## What needs to be done
Will you transcribe the entries that follow, exactly and in full?

**** Data for this task ****

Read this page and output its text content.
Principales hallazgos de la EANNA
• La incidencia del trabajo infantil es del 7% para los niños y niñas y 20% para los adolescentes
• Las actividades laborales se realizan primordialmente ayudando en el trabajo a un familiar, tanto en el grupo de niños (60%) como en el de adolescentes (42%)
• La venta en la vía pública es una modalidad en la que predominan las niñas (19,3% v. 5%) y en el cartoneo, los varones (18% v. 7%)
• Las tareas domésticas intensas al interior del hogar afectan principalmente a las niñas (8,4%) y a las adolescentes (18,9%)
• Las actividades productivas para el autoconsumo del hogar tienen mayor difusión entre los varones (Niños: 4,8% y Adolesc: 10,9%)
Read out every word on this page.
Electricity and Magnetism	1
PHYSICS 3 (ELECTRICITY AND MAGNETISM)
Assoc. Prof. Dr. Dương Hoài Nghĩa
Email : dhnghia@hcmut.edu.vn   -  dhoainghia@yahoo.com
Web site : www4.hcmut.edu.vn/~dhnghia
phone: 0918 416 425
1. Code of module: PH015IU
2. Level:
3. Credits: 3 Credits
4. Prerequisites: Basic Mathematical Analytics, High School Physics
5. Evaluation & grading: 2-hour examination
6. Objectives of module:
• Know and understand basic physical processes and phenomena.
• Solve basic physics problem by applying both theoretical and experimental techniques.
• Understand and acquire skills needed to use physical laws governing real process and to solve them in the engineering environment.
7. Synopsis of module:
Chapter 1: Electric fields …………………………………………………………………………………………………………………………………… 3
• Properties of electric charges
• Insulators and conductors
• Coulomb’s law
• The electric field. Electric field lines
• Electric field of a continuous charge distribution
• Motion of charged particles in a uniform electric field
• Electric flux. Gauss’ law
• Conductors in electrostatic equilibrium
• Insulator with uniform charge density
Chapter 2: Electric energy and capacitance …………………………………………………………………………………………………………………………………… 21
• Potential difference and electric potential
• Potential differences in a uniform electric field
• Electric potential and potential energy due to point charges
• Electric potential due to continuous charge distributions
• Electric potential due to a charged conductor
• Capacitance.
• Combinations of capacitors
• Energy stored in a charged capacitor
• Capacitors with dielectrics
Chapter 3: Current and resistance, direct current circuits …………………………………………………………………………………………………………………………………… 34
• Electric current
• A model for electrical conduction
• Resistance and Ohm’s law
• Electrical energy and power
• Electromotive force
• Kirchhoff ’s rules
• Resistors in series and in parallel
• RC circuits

****

## Output
Read this page and output its text content.
Principales hallazgos de la EANNA
• La incidencia del trabajo infantil es del 7% para los niños y niñas y 20% para los adolescentes
• Las actividades laborales se realizan primordialmente ayudando en el trabajo a un familiar, tanto en el grupo de niños (60%) como en el de adolescentes (42%)
• La venta en la vía pública es una modalidad en la que predominan las niñas (19,3% v. 5%) y en el cartoneo, los varones (18% v. 7%)
• Las tareas domésticas intensas al interior del hogar afectan principalmente a las niñas (8,4%) y a las adolescentes (18,9%)
• Las actividades productivas para el autoconsumo del hogar tienen mayor difusión entre los varones (Niños: 4,8% y Adolesc: 10,9%)
Read out every word on this page.
Electricity and Magnetism	1
PHYSICS 3 (ELECTRICITY AND MAGNETISM)
Assoc. Prof. Dr. Dương Hoài Nghĩa
Email : dhnghia@hcmut.edu.vn   -  dhoainghia@yahoo.com
Web site : www4.hcmut.edu.vn/~dhnghia
phone: 0918 416 425
1. Code of module: PH015IU
2. Level:
3. Credits: 3 Credits
4. Prerequisites: Basic Mathematical Analytics, High School Physics
5. Evaluation & grading: 2-hour examination
6. Objectives of module:
• Know and understand basic physical processes and phenomena.
• Solve basic physics problem by applying both theoretical and experimental techniques.
• Understand and acquire skills needed to use physical laws governing real process and to solve them in the engineering environment.
7. Synopsis of module:
Chapter 1: Electric fields …………………………………………………………………………………………………………………………………… 3
• Properties of electric charges
• Insulators and conductors
• Coulomb’s law
• The electric field. Electric field lines
• Electric field of a continuous charge distribution
• Motion of charged particles in a uniform electric field
• Electric flux. Gauss’ law
• Conductors in electrostatic equilibrium
• Insulator with uniform charge density
Chapter 2: Electric energy and capacitance …………………………………………………………………………………………………………………………………… 21
• Potential difference and electric potential
• Potential differences in a uniform electric field
• Electric potential and potential energy due to point charges
• Electric potential due to continuous charge distributions
• Electric potential due to a charged conductor
• Capacitance.
• Combinations of capacitors
• Energy stored in a charged capacitor
• Capacitors with dielectrics
Chapter 3: Current and resistance, direct current circuits …………………………………………………………………………………………………………………………………… 34
• Electric current
• A model for electrical conduction
• Resistance and Ohm’s law
• Electrical energy and power
• Electromotive force
• Kirchhoff ’s rules
• Resistors in series and in parallel
• RC circuits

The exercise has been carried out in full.